● **Objective**:
Please quote every line word for word.

[Entries taken from a collection]
** begin **

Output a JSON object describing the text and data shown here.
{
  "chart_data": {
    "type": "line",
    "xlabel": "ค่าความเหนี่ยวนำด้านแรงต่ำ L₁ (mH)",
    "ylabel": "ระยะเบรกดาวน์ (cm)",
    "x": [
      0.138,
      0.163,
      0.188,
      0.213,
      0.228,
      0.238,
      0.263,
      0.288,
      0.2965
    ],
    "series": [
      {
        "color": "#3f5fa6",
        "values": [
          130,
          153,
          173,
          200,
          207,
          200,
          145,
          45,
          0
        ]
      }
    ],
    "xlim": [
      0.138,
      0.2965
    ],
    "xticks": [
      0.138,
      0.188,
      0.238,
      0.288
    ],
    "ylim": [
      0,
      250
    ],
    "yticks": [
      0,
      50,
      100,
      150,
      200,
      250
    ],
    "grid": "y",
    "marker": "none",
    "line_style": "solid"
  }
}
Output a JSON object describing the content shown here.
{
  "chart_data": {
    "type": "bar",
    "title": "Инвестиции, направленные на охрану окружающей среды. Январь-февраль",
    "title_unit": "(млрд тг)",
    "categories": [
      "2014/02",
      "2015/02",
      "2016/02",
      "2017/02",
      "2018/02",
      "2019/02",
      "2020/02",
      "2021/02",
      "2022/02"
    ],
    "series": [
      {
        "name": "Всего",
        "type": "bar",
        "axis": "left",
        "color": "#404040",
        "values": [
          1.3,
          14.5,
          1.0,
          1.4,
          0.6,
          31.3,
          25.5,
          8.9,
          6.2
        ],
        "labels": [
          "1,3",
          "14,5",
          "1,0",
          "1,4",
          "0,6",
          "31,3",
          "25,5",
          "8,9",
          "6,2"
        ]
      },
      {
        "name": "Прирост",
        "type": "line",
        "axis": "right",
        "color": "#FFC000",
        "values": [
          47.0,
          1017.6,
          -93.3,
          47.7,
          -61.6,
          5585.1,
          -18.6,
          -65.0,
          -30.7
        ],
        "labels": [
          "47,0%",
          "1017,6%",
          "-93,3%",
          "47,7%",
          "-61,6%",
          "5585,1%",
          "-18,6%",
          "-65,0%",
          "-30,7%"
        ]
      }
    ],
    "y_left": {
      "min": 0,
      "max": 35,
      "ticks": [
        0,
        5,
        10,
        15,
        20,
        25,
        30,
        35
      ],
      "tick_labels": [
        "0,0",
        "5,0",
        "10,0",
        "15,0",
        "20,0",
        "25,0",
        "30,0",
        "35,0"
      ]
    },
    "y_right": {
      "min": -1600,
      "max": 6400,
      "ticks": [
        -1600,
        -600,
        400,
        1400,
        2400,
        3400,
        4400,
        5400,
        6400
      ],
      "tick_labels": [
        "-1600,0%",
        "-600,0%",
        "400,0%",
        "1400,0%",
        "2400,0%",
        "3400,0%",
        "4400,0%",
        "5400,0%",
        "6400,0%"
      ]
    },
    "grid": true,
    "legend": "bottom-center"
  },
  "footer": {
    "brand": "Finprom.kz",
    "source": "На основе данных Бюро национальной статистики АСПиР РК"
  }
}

** end **

● **Solution to this exercise**:
Output a JSON object describing the text and data shown here.
{
  "chart_data": {
    "type": "line",
    "xlabel": "ค่าความเหนี่ยวนำด้านแรงต่ำ L₁ (mH)",
    "ylabel": "ระยะเบรกดาวน์ (cm)",
    "x": [
      0.138,
      0.163,
      0.188,
      0.213,
      0.228,
      0.238,
      0.263,
      0.288,
      0.2965
    ],
    "series": [
      {
        "color": "#3f5fa6",
        "values": [
          130,
          153,
          173,
          200,
          207,
          200,
          145,
          45,
          0
        ]
      }
    ],
    "xlim": [
      0.138,
      0.2965
    ],
    "xticks": [
      0.138,
      0.188,
      0.238,
      0.288
    ],
    "ylim": [
      0,
      250
    ],
    "yticks": [
      0,
      50,
      100,
      150,
      200,
      250
    ],
    "grid": "y",
    "marker": "none",
    "line_style": "solid"
  }
}
Output a JSON object describing the content shown here.
{
  "chart_data": {
    "type": "bar",
    "title": "Инвестиции, направленные на охрану окружающей среды. Январь-февраль",
    "title_unit": "(млрд тг)",
    "categories": [
      "2014/02",
      "2015/02",
      "2016/02",
      "2017/02",
      "2018/02",
      "2019/02",
      "2020/02",
      "2021/02",
      "2022/02"
    ],
    "series": [
      {
        "name": "Всего",
        "type": "bar",
        "axis": "left",
        "color": "#404040",
        "values": [
          1.3,
          14.5,
          1.0,
          1.4,
          0.6,
          31.3,
          25.5,
          8.9,
          6.2
        ],
        "labels": [
          "1,3",
          "14,5",
          "1,0",
          "1,4",
          "0,6",
          "31,3",
          "25,5",
          "8,9",
          "6,2"
        ]
      },
      {
        "name": "Прирост",
        "type": "line",
        "axis": "right",
        "color": "#FFC000",
        "values": [
          47.0,
          1017.6,
          -93.3,
          47.7,
          -61.6,
          5585.1,
          -18.6,
          -65.0,
          -30.7
        ],
        "labels": [
          "47,0%",
          "1017,6%",
          "-93,3%",
          "47,7%",
          "-61,6%",
          "5585,1%",
          "-18,6%",
          "-65,0%",
          "-30,7%"
        ]
      }
    ],
    "y_left": {
      "min": 0,
      "max": 35,
      "ticks": [
        0,
        5,
        10,
        15,
        20,
        25,
        30,
        35
      ],
      "tick_labels": [
        "0,0",
        "5,0",
        "10,0",
        "15,0",
        "20,0",
        "25,0",
        "30,0",
        "35,0"
      ]
    },
    "y_right": {
      "min": -1600,
      "max": 6400,
      "ticks": [
        -1600,
        -600,
        400,
        1400,
        2400,
        3400,
        4400,
        5400,
        6400
      ],
      "tick_labels": [
        "-1600,0%",
        "-600,0%",
        "400,0%",
        "1400,0%",
        "2400,0%",
        "3400,0%",
        "4400,0%",
        "5400,0%",
        "6400,0%"
      ]
    },
    "grid": true,
    "legend": "bottom-center"
  },
  "footer": {
    "brand": "Finprom.kz",
    "source": "На основе данных Бюро национальной статистики АСПиР РК"
  }
}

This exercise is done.